- WHAT NEEDS TO BE DONE
Your answer should be a single number: the count of lines in the material below that hold "FRAMLINGHAM".

>> start EXCERPTED DATA

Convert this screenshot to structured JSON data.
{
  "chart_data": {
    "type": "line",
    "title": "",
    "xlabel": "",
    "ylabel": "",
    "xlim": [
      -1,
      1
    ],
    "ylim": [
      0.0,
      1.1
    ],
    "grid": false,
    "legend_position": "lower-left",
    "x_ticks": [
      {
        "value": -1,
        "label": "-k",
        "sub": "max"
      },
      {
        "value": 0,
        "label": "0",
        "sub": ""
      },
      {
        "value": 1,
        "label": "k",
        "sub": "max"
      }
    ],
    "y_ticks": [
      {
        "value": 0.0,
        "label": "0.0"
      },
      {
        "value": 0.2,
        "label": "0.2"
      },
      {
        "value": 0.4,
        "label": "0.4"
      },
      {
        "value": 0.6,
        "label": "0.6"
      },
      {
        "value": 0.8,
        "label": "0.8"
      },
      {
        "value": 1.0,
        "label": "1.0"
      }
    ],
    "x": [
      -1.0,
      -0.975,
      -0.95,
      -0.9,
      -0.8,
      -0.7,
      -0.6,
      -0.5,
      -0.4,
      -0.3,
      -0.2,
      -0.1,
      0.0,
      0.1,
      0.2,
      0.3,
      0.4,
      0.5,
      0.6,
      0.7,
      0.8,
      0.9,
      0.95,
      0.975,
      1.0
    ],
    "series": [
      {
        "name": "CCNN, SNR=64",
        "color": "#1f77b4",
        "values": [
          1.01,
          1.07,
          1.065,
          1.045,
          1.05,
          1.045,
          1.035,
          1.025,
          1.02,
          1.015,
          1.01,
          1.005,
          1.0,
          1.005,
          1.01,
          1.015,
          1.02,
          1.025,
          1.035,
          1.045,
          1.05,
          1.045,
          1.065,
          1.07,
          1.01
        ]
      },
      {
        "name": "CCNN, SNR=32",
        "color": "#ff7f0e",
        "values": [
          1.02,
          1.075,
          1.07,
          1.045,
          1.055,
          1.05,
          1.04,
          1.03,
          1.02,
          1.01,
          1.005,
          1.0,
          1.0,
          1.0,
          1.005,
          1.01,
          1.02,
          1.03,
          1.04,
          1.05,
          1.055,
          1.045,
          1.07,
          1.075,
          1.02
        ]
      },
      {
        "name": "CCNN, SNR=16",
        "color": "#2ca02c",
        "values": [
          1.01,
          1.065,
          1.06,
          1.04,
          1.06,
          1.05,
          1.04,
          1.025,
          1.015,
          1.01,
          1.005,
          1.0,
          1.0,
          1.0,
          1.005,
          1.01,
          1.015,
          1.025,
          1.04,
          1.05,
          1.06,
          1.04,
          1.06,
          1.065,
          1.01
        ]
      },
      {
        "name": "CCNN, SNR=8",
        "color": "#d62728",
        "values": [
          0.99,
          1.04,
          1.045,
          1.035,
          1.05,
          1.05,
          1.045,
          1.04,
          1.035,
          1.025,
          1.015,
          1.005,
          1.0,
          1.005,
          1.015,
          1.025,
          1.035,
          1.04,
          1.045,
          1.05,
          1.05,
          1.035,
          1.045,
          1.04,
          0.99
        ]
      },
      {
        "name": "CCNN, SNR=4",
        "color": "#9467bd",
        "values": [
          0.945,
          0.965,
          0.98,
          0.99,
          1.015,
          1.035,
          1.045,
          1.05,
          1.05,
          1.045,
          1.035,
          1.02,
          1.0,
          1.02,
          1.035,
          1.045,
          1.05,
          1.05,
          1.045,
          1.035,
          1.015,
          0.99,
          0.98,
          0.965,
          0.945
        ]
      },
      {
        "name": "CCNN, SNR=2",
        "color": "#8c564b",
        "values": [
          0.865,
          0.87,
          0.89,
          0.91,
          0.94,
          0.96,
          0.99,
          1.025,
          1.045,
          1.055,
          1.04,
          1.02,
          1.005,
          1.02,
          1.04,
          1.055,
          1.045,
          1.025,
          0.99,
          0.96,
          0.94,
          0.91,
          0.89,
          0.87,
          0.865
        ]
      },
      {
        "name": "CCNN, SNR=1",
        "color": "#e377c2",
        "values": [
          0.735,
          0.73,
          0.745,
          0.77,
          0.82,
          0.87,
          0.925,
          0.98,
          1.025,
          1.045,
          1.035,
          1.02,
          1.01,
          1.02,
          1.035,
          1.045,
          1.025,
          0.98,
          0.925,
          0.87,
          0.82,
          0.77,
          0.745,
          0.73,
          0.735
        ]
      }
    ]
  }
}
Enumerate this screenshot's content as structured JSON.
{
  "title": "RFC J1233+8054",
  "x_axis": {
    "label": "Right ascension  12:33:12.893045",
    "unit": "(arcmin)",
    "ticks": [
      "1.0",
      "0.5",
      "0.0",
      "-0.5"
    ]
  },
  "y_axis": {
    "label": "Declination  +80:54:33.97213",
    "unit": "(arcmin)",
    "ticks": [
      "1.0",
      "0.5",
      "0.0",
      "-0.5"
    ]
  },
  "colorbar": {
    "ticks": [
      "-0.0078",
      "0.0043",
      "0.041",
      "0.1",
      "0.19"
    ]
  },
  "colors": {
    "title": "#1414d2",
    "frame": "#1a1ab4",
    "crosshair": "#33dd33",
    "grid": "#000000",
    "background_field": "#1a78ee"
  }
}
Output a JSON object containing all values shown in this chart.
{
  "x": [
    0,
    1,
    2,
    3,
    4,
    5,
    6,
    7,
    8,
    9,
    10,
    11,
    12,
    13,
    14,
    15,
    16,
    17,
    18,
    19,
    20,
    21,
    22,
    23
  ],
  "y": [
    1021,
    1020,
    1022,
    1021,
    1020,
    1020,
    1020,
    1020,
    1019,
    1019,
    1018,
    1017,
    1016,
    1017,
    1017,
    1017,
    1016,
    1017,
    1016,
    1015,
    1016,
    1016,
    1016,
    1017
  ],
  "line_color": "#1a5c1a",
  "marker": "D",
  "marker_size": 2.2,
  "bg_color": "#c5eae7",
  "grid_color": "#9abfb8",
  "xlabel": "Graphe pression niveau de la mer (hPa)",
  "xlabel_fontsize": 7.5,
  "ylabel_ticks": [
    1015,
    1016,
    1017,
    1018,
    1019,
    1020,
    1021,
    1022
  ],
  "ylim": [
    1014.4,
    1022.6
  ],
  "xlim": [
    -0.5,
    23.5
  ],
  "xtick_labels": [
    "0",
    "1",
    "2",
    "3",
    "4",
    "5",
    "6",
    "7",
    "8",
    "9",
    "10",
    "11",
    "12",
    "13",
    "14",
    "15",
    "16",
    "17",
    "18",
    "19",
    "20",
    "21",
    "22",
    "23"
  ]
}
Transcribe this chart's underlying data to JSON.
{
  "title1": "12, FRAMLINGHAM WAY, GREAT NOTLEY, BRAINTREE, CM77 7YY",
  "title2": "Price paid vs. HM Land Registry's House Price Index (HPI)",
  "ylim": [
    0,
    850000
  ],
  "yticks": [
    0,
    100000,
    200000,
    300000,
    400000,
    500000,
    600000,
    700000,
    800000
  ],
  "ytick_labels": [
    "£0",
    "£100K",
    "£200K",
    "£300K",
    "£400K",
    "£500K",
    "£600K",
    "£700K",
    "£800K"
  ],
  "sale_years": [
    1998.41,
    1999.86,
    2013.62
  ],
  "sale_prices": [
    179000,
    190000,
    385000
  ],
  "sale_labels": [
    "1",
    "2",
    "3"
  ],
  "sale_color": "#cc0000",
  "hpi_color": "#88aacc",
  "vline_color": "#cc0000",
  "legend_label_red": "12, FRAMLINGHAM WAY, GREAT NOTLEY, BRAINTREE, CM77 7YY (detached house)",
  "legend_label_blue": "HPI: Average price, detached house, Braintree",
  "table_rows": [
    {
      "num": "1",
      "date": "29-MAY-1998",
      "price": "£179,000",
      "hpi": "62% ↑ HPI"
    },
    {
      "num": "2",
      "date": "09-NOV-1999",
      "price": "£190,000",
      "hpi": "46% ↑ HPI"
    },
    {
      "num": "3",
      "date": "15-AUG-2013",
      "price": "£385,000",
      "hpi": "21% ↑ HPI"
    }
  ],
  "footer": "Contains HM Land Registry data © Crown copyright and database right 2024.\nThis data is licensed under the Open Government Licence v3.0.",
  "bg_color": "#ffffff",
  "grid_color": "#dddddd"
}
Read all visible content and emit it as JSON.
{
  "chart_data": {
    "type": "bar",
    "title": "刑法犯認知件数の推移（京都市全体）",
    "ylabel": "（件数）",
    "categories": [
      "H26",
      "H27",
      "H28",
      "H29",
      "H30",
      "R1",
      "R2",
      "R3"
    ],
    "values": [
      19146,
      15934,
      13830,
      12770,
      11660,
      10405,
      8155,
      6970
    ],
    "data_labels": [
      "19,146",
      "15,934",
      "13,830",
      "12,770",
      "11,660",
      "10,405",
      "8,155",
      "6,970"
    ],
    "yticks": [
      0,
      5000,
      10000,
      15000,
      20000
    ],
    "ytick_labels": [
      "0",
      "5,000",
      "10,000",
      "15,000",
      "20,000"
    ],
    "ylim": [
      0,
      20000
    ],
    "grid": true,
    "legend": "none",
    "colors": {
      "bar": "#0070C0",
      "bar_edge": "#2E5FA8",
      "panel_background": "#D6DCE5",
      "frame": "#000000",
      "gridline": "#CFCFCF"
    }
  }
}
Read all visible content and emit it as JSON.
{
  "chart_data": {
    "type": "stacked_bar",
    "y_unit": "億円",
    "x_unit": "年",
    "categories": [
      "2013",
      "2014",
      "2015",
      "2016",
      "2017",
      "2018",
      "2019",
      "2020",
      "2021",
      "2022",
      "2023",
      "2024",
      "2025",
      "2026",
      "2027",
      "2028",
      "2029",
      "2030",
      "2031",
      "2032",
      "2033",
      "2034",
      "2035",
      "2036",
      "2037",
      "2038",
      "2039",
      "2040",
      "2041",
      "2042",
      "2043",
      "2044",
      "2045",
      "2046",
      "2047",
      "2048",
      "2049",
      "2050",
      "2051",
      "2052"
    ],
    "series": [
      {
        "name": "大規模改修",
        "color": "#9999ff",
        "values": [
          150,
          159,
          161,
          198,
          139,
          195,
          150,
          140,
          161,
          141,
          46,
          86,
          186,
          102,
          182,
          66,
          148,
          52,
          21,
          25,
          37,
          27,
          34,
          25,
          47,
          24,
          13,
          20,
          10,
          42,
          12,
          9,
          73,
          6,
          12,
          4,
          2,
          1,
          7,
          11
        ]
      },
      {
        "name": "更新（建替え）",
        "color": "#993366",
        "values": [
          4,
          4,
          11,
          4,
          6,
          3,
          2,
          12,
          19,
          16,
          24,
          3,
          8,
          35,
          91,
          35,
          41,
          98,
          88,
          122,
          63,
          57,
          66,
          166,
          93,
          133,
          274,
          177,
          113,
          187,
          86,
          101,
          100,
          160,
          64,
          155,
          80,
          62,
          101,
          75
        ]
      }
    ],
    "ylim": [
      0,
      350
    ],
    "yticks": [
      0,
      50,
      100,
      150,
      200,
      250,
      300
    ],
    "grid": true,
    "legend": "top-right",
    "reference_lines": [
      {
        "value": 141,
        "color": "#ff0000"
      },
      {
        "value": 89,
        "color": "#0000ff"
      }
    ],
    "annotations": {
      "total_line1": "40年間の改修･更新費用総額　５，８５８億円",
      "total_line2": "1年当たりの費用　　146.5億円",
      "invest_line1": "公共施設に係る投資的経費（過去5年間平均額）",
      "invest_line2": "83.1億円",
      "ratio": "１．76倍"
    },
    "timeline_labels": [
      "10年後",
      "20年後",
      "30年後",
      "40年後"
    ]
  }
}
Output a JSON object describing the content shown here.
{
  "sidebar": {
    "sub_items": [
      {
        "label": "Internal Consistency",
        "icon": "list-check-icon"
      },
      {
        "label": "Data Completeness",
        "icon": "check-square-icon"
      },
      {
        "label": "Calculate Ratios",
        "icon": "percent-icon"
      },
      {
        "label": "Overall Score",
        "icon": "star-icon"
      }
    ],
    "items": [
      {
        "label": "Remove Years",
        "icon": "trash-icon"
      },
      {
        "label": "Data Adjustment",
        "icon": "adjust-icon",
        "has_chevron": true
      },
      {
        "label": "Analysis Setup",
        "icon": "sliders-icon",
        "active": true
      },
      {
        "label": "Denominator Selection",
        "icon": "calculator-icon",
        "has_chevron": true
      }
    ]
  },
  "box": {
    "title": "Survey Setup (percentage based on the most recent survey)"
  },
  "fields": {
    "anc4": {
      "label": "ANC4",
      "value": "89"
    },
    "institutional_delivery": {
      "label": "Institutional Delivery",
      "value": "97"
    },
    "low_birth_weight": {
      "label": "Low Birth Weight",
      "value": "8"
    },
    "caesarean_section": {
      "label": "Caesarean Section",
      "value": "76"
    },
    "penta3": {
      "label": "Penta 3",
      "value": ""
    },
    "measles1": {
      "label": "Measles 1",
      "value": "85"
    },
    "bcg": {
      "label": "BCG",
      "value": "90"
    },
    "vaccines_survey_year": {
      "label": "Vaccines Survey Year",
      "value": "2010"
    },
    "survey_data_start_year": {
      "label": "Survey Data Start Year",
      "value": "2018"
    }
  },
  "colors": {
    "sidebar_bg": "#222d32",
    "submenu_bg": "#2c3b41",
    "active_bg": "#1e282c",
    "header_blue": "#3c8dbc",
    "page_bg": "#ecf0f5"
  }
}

>> end EXCERPTED DATA

- EXERCISE ANSWER
2